— Extrait de page —
┏━━
Conformément au droit commun, les complices par aide et assistance ou par instigation sont punis comme les saboteurs eux-mêmes.
Face à la pandémie, Emmanuel Macron, ses ministres et ses hauts fonctionnaires ont fait détruire ou détourner de nombreux appareils pourtant indispensables à la sécurité nationale. La destruction du stock de masques est le cas le plus éclatant mais pas le seul car le stock de chloroquine semble avoir aussi disparu dans d’étranges circonstances.
Juridiquement, peu importe que les intéressés aient ignoré que ces stocks seraient indispensables ou que la chloroquine soit utile ou non car le crime est consommé dès lors que la destruction était « de nature » à nuire aux intérêts fondamentaux de la nation. Or comme l’avait exposé Mme Bachelot dès 2010 et c’était une évidence, détruire un stock de masques ou de médicament peut nuire à l’intérêt national fondamental qu’est la lutte contre les épidémies.
La destruction du stock est d’autant plus scandaleuse qu’elle s’est poursuivie tout au long des mois de janvier et de février de cette année au profit notamment d’acteurs privés qui auraient dû être réquisitionnés. Cette destruction se poursuit d’ailleurs encore aujourd’hui car le Gouvernement continue à ordonner la destruction des rares masques FFP2 après usage unique – or ces masques pourraient être réutilisés.
La simple imprudence consistant à détruire du matériel précieux sans savoir s’il est réutilisable est déjà du sabotage, que dire de la destruction quand la réutilisation est certaine !
Le dernier avantage de la qualification criminelle est que tous les hauts fonctionnaires auteurs ou complices à l’exception des ministres relèveraient de la cour d’assises, c’est-à-dire d’un jury de citoyens auxquels ils devront exposer en quoi leur conduite n’était pas un sabotage.
Vu Du Droit : Vous considérez qu’il ne faut pas s’arrêter en si bon chemin mais que le code pénal recèle d’autres incriminations intéressantes.…
Philippe Prigent : Il y a en effet une seconde qualification envisageable qui est la provocation au sabotage, punie de sept ans d’emprisonnement, même quand elle n’a pas été suivie d’effet (article 411-11 du Code pénal). Bien sûr, elle s’ajoute au crime lui-même, mais elle permet de condamner aussi ceux qui prétendraient avoir seulement encouragé à la destruction des stocks sans y participer.
La troisième qualification est l’association de malfaiteurs (article 450-1 du Code pénal), qui réprime la participation à tout groupement même informel en vue de commettre un ou plusieurs délits passibles d’au moins cinq ans d’emprisonnement, dès lors que les fautifs ont accompli ne serait-ce qu’un acte matériel de préparation d’un délit (notion bien plus large que la complicité).
La qualification d’associations de malfaiteurs (malfaisants en la circonstance) semblebien s’appliquer à certaines de ces équipes qui entourent le président Macron depuis son élection et dans le fonctionnement de « bande » saute aux yeux à ce gouvernement et à ses proches serviteurs, cette qualification permet de condamner aussi ceux qui n’ont été complices d’aucun sabotage ou homicide volontaire mais ont participé un tant soit peu au groupement en vue en sachant ce qui se tramait.
┗━━
— Données fournies —
┏━━
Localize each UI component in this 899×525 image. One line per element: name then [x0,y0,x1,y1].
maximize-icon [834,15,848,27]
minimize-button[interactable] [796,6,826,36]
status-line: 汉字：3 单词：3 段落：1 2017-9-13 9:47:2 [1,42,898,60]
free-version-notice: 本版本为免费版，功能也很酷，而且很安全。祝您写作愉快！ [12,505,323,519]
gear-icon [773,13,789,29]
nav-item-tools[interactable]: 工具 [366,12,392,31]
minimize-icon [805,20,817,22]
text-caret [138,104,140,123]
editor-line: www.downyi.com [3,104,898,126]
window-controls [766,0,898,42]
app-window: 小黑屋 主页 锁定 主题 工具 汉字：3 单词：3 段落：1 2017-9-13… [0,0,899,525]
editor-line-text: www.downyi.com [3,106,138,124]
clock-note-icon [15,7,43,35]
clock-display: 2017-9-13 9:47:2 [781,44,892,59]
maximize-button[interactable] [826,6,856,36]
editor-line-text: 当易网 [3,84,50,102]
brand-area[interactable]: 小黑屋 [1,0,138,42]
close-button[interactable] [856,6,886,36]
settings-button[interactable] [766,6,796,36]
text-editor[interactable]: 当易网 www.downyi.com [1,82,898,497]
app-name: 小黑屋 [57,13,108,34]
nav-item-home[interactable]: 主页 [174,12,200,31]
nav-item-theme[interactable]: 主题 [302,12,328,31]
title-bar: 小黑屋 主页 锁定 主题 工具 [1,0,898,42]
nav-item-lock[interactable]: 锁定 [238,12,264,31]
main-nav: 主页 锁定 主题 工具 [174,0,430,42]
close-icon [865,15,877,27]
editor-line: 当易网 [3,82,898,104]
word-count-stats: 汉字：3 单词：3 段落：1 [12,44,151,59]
┗━━
— Liste des consignes —
1) Recopiez un passage de l'extrait sur les stocks détruits pendant la pandémie : commencez aux mots « La simple imprudence » et arrêtez-vous après « est certaine ! ».
2) D'après l'extrait sur les stocks détruits pendant la pandémie, de quelle peine la provocation au sabotage est-elle punie ?
3) Résumez en deux phrases l'extrait sur les stocks détruits pendant la pandémie.

— Corrigé des exercices —
1)
La simple imprudence consistant à détruire du matériel précieux sans savoir s’il est réutilisable est déjà du sabotage, que dire de la destruction quand la réutilisation est certaine !

2) De sept ans d'emprisonnement, même quand elle n'a pas été suivie d'effet.

3) Face à la pandémie, Emmanuel Macron, ses ministres et ses hauts fonctionnaires ont fait détruire le stock de masques, ce qui constitue un sabotage puisque le crime est consommé dès lors que la destruction était de nature à nuire aux intérêts fondamentaux de la nation. Deux autres qualifications sont aussi envisagées : la provocation au sabotage, punie de sept ans d'emprisonnement, et l'association de malfaiteurs.